_DESCRIPTION OF THE TASK_:
Your answer should be a single number: the count of lines holding the word "Show".

_EXTRACTED RECORDS_:
• • • •

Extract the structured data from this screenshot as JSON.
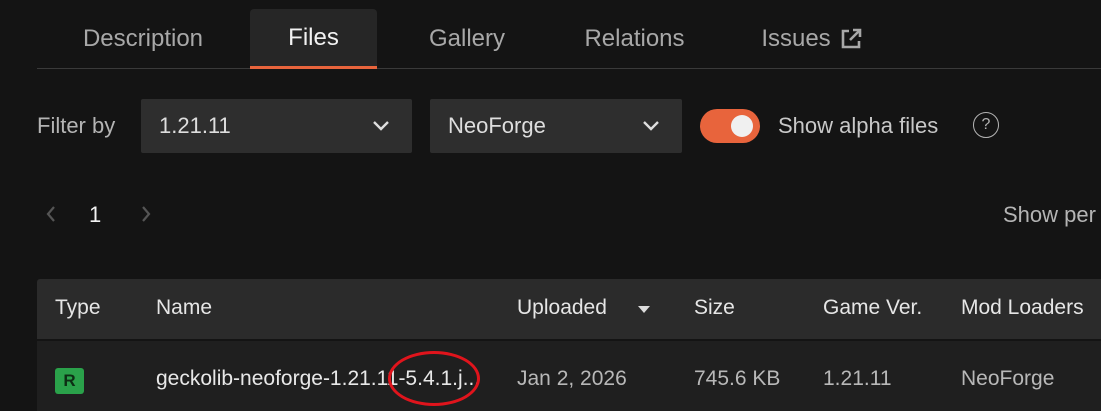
{
  "tabs": [
    {
      "label": "Description"
    },
    {
      "label": "Files"
    },
    {
      "label": "Gallery"
    },
    {
      "label": "Relations"
    },
    {
      "label": "Issues"
    }
  ],
  "filter": {
    "label": "Filter by",
    "version": "1.21.11",
    "loader": "NeoForge",
    "alpha_label": "Show alpha files",
    "alpha_enabled": true,
    "help": "?"
  },
  "pagination": {
    "current_page": "1",
    "show_per_page": "Show per"
  },
  "table": {
    "headers": {
      "type": "Type",
      "name": "Name",
      "uploaded": "Uploaded",
      "size": "Size",
      "game_version": "Game Ver.",
      "mod_loaders": "Mod Loaders"
    },
    "rows": [
      {
        "type": "R",
        "name": "geckolib-neoforge-1.21.11-5.4.1.j...",
        "uploaded": "Jan 2, 2026",
        "size": "745.6 KB",
        "game_version": "1.21.11",
        "mod_loaders": "NeoForge"
      }
    ]
  },
  "colors": {
    "accent": "#e8643c",
    "release_badge": "#2aa14a",
    "annotation": "#e0141c"
  }
}
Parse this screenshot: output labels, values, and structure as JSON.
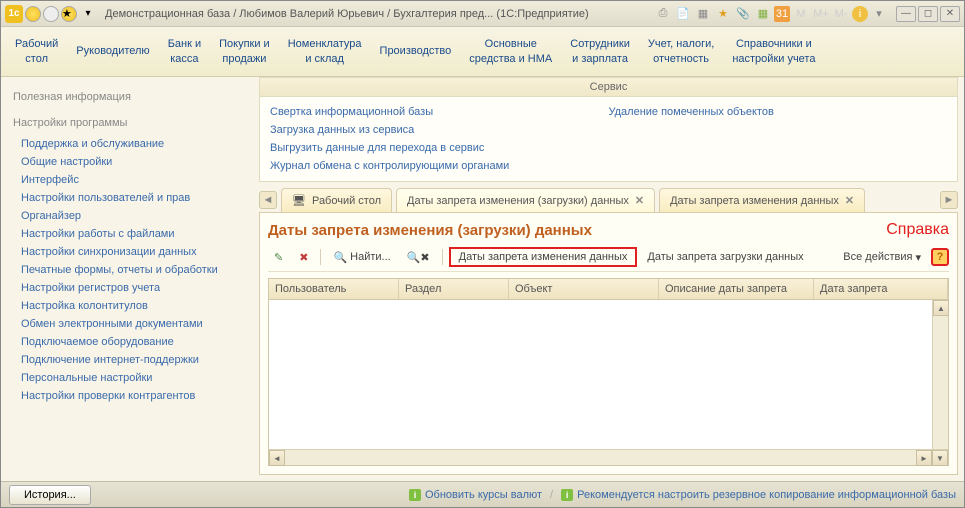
{
  "titlebar": {
    "title": "Демонстрационная база / Любимов Валерий Юрьевич / Бухгалтерия пред... (1С:Предприятие)"
  },
  "main_menu": [
    {
      "l1": "Рабочий",
      "l2": "стол"
    },
    {
      "l1": "Руководителю",
      "l2": ""
    },
    {
      "l1": "Банк и",
      "l2": "касса"
    },
    {
      "l1": "Покупки и",
      "l2": "продажи"
    },
    {
      "l1": "Номенклатура",
      "l2": "и склад"
    },
    {
      "l1": "Производство",
      "l2": ""
    },
    {
      "l1": "Основные",
      "l2": "средства и НМА"
    },
    {
      "l1": "Сотрудники",
      "l2": "и зарплата"
    },
    {
      "l1": "Учет, налоги,",
      "l2": "отчетность"
    },
    {
      "l1": "Справочники и",
      "l2": "настройки учета"
    }
  ],
  "sidebar": {
    "section1_title": "Полезная информация",
    "section2_title": "Настройки программы",
    "links": [
      "Поддержка и обслуживание",
      "Общие настройки",
      "Интерфейс",
      "Настройки пользователей и прав",
      "Органайзер",
      "Настройки работы с файлами",
      "Настройки синхронизации данных",
      "Печатные формы, отчеты и обработки",
      "Настройки регистров учета",
      "Настройка колонтитулов",
      "Обмен электронными документами",
      "Подключаемое оборудование",
      "Подключение интернет-поддержки",
      "Персональные настройки",
      "Настройки проверки контрагентов"
    ]
  },
  "service": {
    "header": "Сервис",
    "col1": [
      "Свертка информационной базы",
      "Загрузка данных из сервиса",
      "Выгрузить данные для перехода в сервис",
      "Журнал обмена с контролирующими органами"
    ],
    "col2": [
      "Удаление помеченных объектов"
    ]
  },
  "tabs": {
    "t1": "Рабочий стол",
    "t2": "Даты запрета изменения (загрузки) данных",
    "t3": "Даты запрета изменения данных"
  },
  "form": {
    "title": "Даты запрета изменения (загрузки) данных",
    "help_label": "Справка",
    "toolbar": {
      "find": "Найти...",
      "btn_highlighted": "Даты запрета изменения данных",
      "btn2": "Даты запрета загрузки данных",
      "all_actions": "Все действия"
    },
    "columns": {
      "c1": "Пользователь",
      "c2": "Раздел",
      "c3": "Объект",
      "c4": "Описание даты запрета",
      "c5": "Дата запрета"
    }
  },
  "statusbar": {
    "history": "История...",
    "link1": "Обновить курсы валют",
    "link2": "Рекомендуется настроить резервное копирование информационной базы"
  }
}
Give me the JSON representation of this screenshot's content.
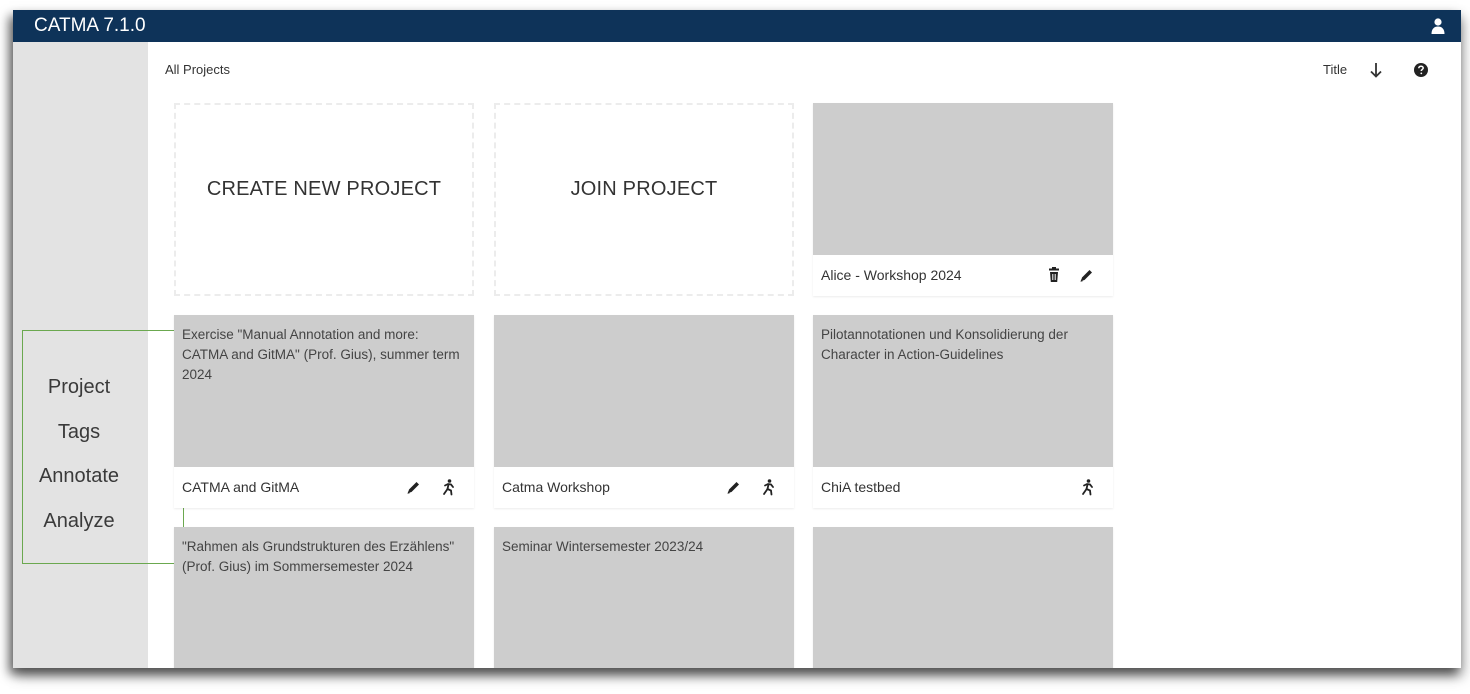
{
  "app": {
    "title": "CATMA 7.1.0"
  },
  "sidebar": {
    "items": [
      {
        "label": "Project"
      },
      {
        "label": "Tags"
      },
      {
        "label": "Annotate"
      },
      {
        "label": "Analyze"
      }
    ]
  },
  "main": {
    "header": "All Projects",
    "sort_label": "Title",
    "actions": {
      "create_label": "CREATE NEW PROJECT",
      "join_label": "JOIN PROJECT"
    },
    "projects": [
      {
        "description": "",
        "name": "Alice - Workshop 2024"
      },
      {
        "description": "Exercise \"Manual Annotation and more: CATMA and GitMA\" (Prof. Gius), summer term 2024",
        "name": "CATMA and GitMA"
      },
      {
        "description": "",
        "name": "Catma Workshop"
      },
      {
        "description": "Pilotannotationen und Konsolidierung der Character in Action-Guidelines",
        "name": "ChiA testbed"
      },
      {
        "description": "\"Rahmen als Grundstrukturen des Erzählens\" (Prof. Gius) im Sommersemester 2024",
        "name": ""
      },
      {
        "description": "Seminar Wintersemester 2023/24",
        "name": ""
      },
      {
        "description": "",
        "name": ""
      }
    ]
  },
  "icons": {
    "user": "user-icon",
    "sort": "arrow-down-icon",
    "help": "help-icon",
    "delete": "trash-icon",
    "edit": "pencil-icon",
    "leave": "running-person-icon"
  },
  "colors": {
    "topbar": "#0e3359",
    "sidebar": "#e3e3e3",
    "card_description": "#cdcdcd",
    "nav_highlight_border": "#6ba84f"
  }
}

• • • •

_FULL SOLUTION_:
2